Repeat all the records exactly, omitting pictures.
─── Exercise input ───
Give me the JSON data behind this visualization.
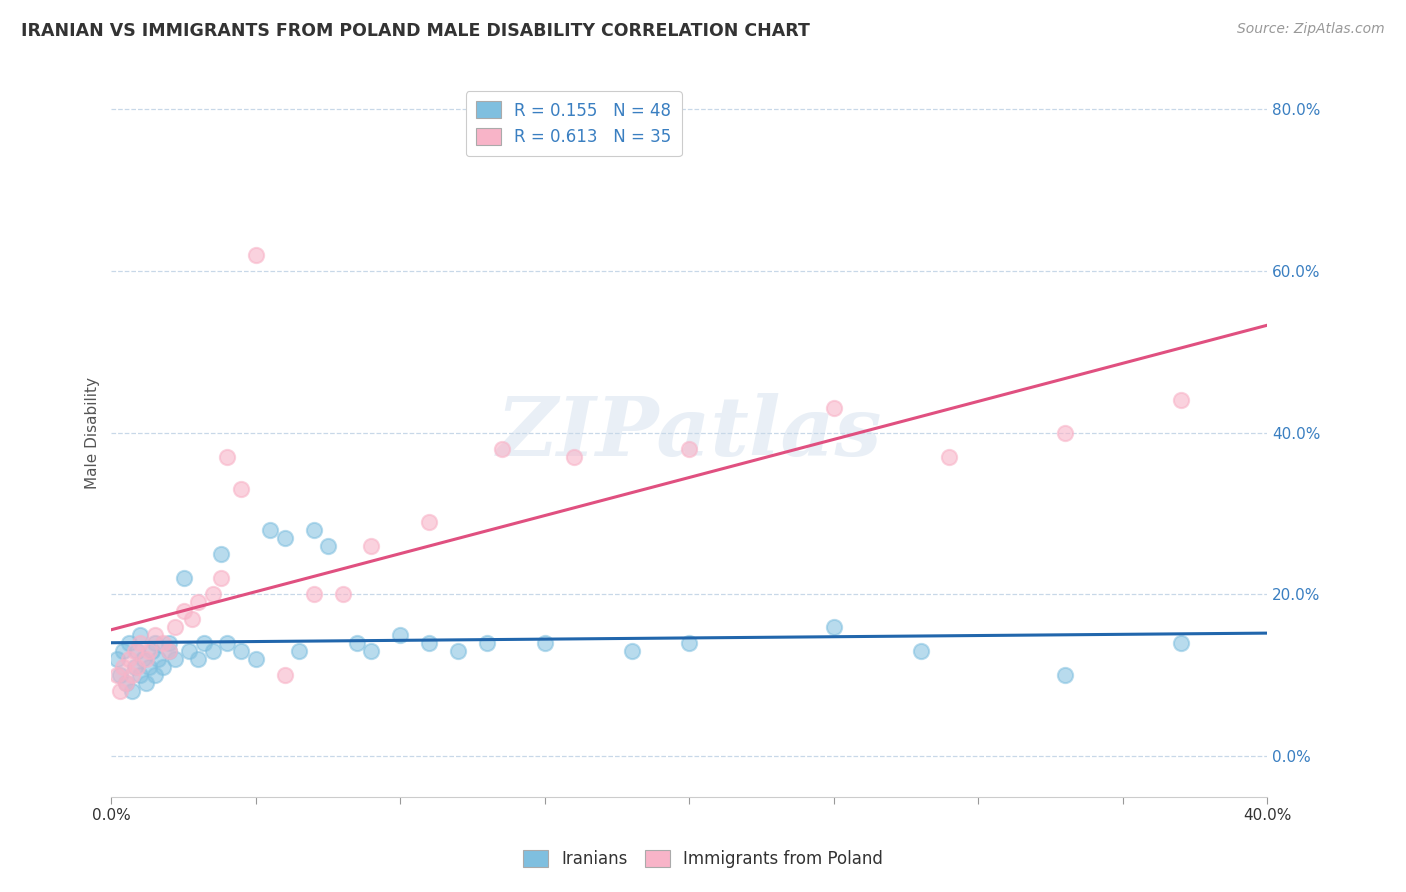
{
  "title": "IRANIAN VS IMMIGRANTS FROM POLAND MALE DISABILITY CORRELATION CHART",
  "source": "Source: ZipAtlas.com",
  "xlabel_iranians": "Iranians",
  "xlabel_poland": "Immigrants from Poland",
  "ylabel": "Male Disability",
  "xlim": [
    0.0,
    0.4
  ],
  "ylim": [
    -0.05,
    0.85
  ],
  "yticks": [
    0.0,
    0.2,
    0.4,
    0.6,
    0.8
  ],
  "xtick_positions": [
    0.0,
    0.05,
    0.1,
    0.15,
    0.2,
    0.25,
    0.3,
    0.35,
    0.4
  ],
  "xtick_labels_show": {
    "0.0": "0.0%",
    "0.40": "40.0%"
  },
  "r_iranian": 0.155,
  "n_iranian": 48,
  "r_poland": 0.613,
  "n_poland": 35,
  "color_iranian": "#7fbfdf",
  "color_poland": "#f8b4c8",
  "line_color_iranian": "#2166ac",
  "line_color_poland": "#e05080",
  "tick_color": "#3a7fc1",
  "background_color": "#ffffff",
  "grid_color": "#c8d8e8",
  "watermark": "ZIPatlas",
  "iranians_x": [
    0.002,
    0.003,
    0.004,
    0.005,
    0.006,
    0.007,
    0.008,
    0.009,
    0.01,
    0.01,
    0.011,
    0.012,
    0.013,
    0.014,
    0.015,
    0.015,
    0.016,
    0.018,
    0.02,
    0.02,
    0.022,
    0.025,
    0.027,
    0.03,
    0.032,
    0.035,
    0.038,
    0.04,
    0.045,
    0.05,
    0.055,
    0.06,
    0.065,
    0.07,
    0.075,
    0.085,
    0.09,
    0.1,
    0.11,
    0.12,
    0.13,
    0.15,
    0.18,
    0.2,
    0.25,
    0.28,
    0.33,
    0.37
  ],
  "iranians_y": [
    0.12,
    0.1,
    0.13,
    0.09,
    0.14,
    0.08,
    0.11,
    0.13,
    0.1,
    0.15,
    0.12,
    0.09,
    0.11,
    0.13,
    0.1,
    0.14,
    0.12,
    0.11,
    0.13,
    0.14,
    0.12,
    0.22,
    0.13,
    0.12,
    0.14,
    0.13,
    0.25,
    0.14,
    0.13,
    0.12,
    0.28,
    0.27,
    0.13,
    0.28,
    0.26,
    0.14,
    0.13,
    0.15,
    0.14,
    0.13,
    0.14,
    0.14,
    0.13,
    0.14,
    0.16,
    0.13,
    0.1,
    0.14
  ],
  "poland_x": [
    0.002,
    0.003,
    0.004,
    0.005,
    0.006,
    0.007,
    0.008,
    0.009,
    0.01,
    0.012,
    0.013,
    0.015,
    0.018,
    0.02,
    0.022,
    0.025,
    0.028,
    0.03,
    0.035,
    0.038,
    0.04,
    0.045,
    0.05,
    0.06,
    0.07,
    0.08,
    0.09,
    0.11,
    0.135,
    0.16,
    0.2,
    0.25,
    0.29,
    0.33,
    0.37
  ],
  "poland_y": [
    0.1,
    0.08,
    0.11,
    0.09,
    0.12,
    0.1,
    0.13,
    0.11,
    0.14,
    0.12,
    0.13,
    0.15,
    0.14,
    0.13,
    0.16,
    0.18,
    0.17,
    0.19,
    0.2,
    0.22,
    0.37,
    0.33,
    0.62,
    0.1,
    0.2,
    0.2,
    0.26,
    0.29,
    0.38,
    0.37,
    0.38,
    0.43,
    0.37,
    0.4,
    0.44
  ]
}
───
Result below
Give me the JSON data behind this visualization.
{
  "title": "IRANIAN VS IMMIGRANTS FROM POLAND MALE DISABILITY CORRELATION CHART",
  "source": "Source: ZipAtlas.com",
  "xlabel_iranians": "Iranians",
  "xlabel_poland": "Immigrants from Poland",
  "ylabel": "Male Disability",
  "xlim": [
    0.0,
    0.4
  ],
  "ylim": [
    -0.05,
    0.85
  ],
  "yticks": [
    0.0,
    0.2,
    0.4,
    0.6,
    0.8
  ],
  "xtick_positions": [
    0.0,
    0.05,
    0.1,
    0.15,
    0.2,
    0.25,
    0.3,
    0.35,
    0.4
  ],
  "xtick_labels_show": {
    "0.0": "0.0%",
    "0.40": "40.0%"
  },
  "r_iranian": 0.155,
  "n_iranian": 48,
  "r_poland": 0.613,
  "n_poland": 35,
  "color_iranian": "#7fbfdf",
  "color_poland": "#f8b4c8",
  "line_color_iranian": "#2166ac",
  "line_color_poland": "#e05080",
  "tick_color": "#3a7fc1",
  "background_color": "#ffffff",
  "grid_color": "#c8d8e8",
  "watermark": "ZIPatlas",
  "iranians_x": [
    0.002,
    0.003,
    0.004,
    0.005,
    0.006,
    0.007,
    0.008,
    0.009,
    0.01,
    0.01,
    0.011,
    0.012,
    0.013,
    0.014,
    0.015,
    0.015,
    0.016,
    0.018,
    0.02,
    0.02,
    0.022,
    0.025,
    0.027,
    0.03,
    0.032,
    0.035,
    0.038,
    0.04,
    0.045,
    0.05,
    0.055,
    0.06,
    0.065,
    0.07,
    0.075,
    0.085,
    0.09,
    0.1,
    0.11,
    0.12,
    0.13,
    0.15,
    0.18,
    0.2,
    0.25,
    0.28,
    0.33,
    0.37
  ],
  "iranians_y": [
    0.12,
    0.1,
    0.13,
    0.09,
    0.14,
    0.08,
    0.11,
    0.13,
    0.1,
    0.15,
    0.12,
    0.09,
    0.11,
    0.13,
    0.1,
    0.14,
    0.12,
    0.11,
    0.13,
    0.14,
    0.12,
    0.22,
    0.13,
    0.12,
    0.14,
    0.13,
    0.25,
    0.14,
    0.13,
    0.12,
    0.28,
    0.27,
    0.13,
    0.28,
    0.26,
    0.14,
    0.13,
    0.15,
    0.14,
    0.13,
    0.14,
    0.14,
    0.13,
    0.14,
    0.16,
    0.13,
    0.1,
    0.14
  ],
  "poland_x": [
    0.002,
    0.003,
    0.004,
    0.005,
    0.006,
    0.007,
    0.008,
    0.009,
    0.01,
    0.012,
    0.013,
    0.015,
    0.018,
    0.02,
    0.022,
    0.025,
    0.028,
    0.03,
    0.035,
    0.038,
    0.04,
    0.045,
    0.05,
    0.06,
    0.07,
    0.08,
    0.09,
    0.11,
    0.135,
    0.16,
    0.2,
    0.25,
    0.29,
    0.33,
    0.37
  ],
  "poland_y": [
    0.1,
    0.08,
    0.11,
    0.09,
    0.12,
    0.1,
    0.13,
    0.11,
    0.14,
    0.12,
    0.13,
    0.15,
    0.14,
    0.13,
    0.16,
    0.18,
    0.17,
    0.19,
    0.2,
    0.22,
    0.37,
    0.33,
    0.62,
    0.1,
    0.2,
    0.2,
    0.26,
    0.29,
    0.38,
    0.37,
    0.38,
    0.43,
    0.37,
    0.4,
    0.44
  ]
}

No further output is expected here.